▸ **Task to carry out**
Please write out the material that follows, exactly as it stands.

▸ **Records provided**
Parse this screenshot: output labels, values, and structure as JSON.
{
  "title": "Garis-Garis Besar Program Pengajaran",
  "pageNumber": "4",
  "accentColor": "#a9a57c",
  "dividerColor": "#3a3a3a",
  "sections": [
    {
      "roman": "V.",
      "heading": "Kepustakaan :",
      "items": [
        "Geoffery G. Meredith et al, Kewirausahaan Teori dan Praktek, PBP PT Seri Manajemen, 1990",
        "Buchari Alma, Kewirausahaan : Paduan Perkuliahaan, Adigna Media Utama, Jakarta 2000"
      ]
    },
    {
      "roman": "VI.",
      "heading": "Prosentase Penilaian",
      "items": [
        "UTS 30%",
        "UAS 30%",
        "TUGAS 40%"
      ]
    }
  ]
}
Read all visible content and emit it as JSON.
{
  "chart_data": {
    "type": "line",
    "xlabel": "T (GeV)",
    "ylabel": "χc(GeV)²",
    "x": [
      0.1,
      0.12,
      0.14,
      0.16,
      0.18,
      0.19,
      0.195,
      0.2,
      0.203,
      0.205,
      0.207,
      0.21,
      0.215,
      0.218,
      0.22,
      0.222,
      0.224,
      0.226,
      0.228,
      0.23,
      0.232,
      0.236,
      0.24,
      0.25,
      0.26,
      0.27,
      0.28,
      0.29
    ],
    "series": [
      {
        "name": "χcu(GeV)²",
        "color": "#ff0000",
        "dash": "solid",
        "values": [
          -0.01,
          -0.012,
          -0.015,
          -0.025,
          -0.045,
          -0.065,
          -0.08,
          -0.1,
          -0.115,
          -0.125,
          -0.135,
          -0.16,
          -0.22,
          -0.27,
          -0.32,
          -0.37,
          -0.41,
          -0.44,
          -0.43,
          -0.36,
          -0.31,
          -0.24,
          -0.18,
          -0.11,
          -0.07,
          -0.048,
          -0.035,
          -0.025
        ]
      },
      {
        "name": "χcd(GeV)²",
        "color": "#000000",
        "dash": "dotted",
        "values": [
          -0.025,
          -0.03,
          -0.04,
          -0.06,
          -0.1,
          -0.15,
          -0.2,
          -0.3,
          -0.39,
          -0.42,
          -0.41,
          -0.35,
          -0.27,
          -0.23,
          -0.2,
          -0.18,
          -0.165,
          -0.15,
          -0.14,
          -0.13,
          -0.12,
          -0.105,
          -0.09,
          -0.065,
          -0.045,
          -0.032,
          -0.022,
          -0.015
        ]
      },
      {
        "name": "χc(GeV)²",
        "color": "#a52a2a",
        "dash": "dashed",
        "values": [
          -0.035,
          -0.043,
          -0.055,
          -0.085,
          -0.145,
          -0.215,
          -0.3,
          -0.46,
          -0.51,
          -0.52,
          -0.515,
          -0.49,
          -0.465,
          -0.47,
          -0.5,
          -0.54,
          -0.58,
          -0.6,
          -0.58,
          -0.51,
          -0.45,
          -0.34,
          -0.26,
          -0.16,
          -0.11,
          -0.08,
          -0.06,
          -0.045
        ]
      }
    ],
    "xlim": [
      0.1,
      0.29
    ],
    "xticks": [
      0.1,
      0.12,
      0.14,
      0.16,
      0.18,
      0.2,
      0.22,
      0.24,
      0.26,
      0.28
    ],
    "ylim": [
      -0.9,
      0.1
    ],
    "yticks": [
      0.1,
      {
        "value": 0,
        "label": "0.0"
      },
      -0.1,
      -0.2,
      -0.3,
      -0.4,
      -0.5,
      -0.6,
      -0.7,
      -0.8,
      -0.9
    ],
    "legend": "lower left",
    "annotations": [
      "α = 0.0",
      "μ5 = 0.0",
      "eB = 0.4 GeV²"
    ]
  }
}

▸ **Solution to this task**
Parse this screenshot: output labels, values, and structure as JSON.
{
  "title": "Garis-Garis Besar Program Pengajaran",
  "pageNumber": "4",
  "accentColor": "#a9a57c",
  "dividerColor": "#3a3a3a",
  "sections": [
    {
      "roman": "V.",
      "heading": "Kepustakaan :",
      "items": [
        "Geoffery G. Meredith et al, Kewirausahaan Teori dan Praktek, PBP PT Seri Manajemen, 1990",
        "Buchari Alma, Kewirausahaan : Paduan Perkuliahaan, Adigna Media Utama, Jakarta 2000"
      ]
    },
    {
      "roman": "VI.",
      "heading": "Prosentase Penilaian",
      "items": [
        "UTS 30%",
        "UAS 30%",
        "TUGAS 40%"
      ]
    }
  ]
}
Read all visible content and emit it as JSON.
{
  "chart_data": {
    "type": "line",
    "xlabel": "T (GeV)",
    "ylabel": "χc(GeV)²",
    "x": [
      0.1,
      0.12,
      0.14,
      0.16,
      0.18,
      0.19,
      0.195,
      0.2,
      0.203,
      0.205,
      0.207,
      0.21,
      0.215,
      0.218,
      0.22,
      0.222,
      0.224,
      0.226,
      0.228,
      0.23,
      0.232,
      0.236,
      0.24,
      0.25,
      0.26,
      0.27,
      0.28,
      0.29
    ],
    "series": [
      {
        "name": "χcu(GeV)²",
        "color": "#ff0000",
        "dash": "solid",
        "values": [
          -0.01,
          -0.012,
          -0.015,
          -0.025,
          -0.045,
          -0.065,
          -0.08,
          -0.1,
          -0.115,
          -0.125,
          -0.135,
          -0.16,
          -0.22,
          -0.27,
          -0.32,
          -0.37,
          -0.41,
          -0.44,
          -0.43,
          -0.36,
          -0.31,
          -0.24,
          -0.18,
          -0.11,
          -0.07,
          -0.048,
          -0.035,
          -0.025
        ]
      },
      {
        "name": "χcd(GeV)²",
        "color": "#000000",
        "dash": "dotted",
        "values": [
          -0.025,
          -0.03,
          -0.04,
          -0.06,
          -0.1,
          -0.15,
          -0.2,
          -0.3,
          -0.39,
          -0.42,
          -0.41,
          -0.35,
          -0.27,
          -0.23,
          -0.2,
          -0.18,
          -0.165,
          -0.15,
          -0.14,
          -0.13,
          -0.12,
          -0.105,
          -0.09,
          -0.065,
          -0.045,
          -0.032,
          -0.022,
          -0.015
        ]
      },
      {
        "name": "χc(GeV)²",
        "color": "#a52a2a",
        "dash": "dashed",
        "values": [
          -0.035,
          -0.043,
          -0.055,
          -0.085,
          -0.145,
          -0.215,
          -0.3,
          -0.46,
          -0.51,
          -0.52,
          -0.515,
          -0.49,
          -0.465,
          -0.47,
          -0.5,
          -0.54,
          -0.58,
          -0.6,
          -0.58,
          -0.51,
          -0.45,
          -0.34,
          -0.26,
          -0.16,
          -0.11,
          -0.08,
          -0.06,
          -0.045
        ]
      }
    ],
    "xlim": [
      0.1,
      0.29
    ],
    "xticks": [
      0.1,
      0.12,
      0.14,
      0.16,
      0.18,
      0.2,
      0.22,
      0.24,
      0.26,
      0.28
    ],
    "ylim": [
      -0.9,
      0.1
    ],
    "yticks": [
      0.1,
      {
        "value": 0,
        "label": "0.0"
      },
      -0.1,
      -0.2,
      -0.3,
      -0.4,
      -0.5,
      -0.6,
      -0.7,
      -0.8,
      -0.9
    ],
    "legend": "lower left",
    "annotations": [
      "α = 0.0",
      "μ5 = 0.0",
      "eB = 0.4 GeV²"
    ]
  }
}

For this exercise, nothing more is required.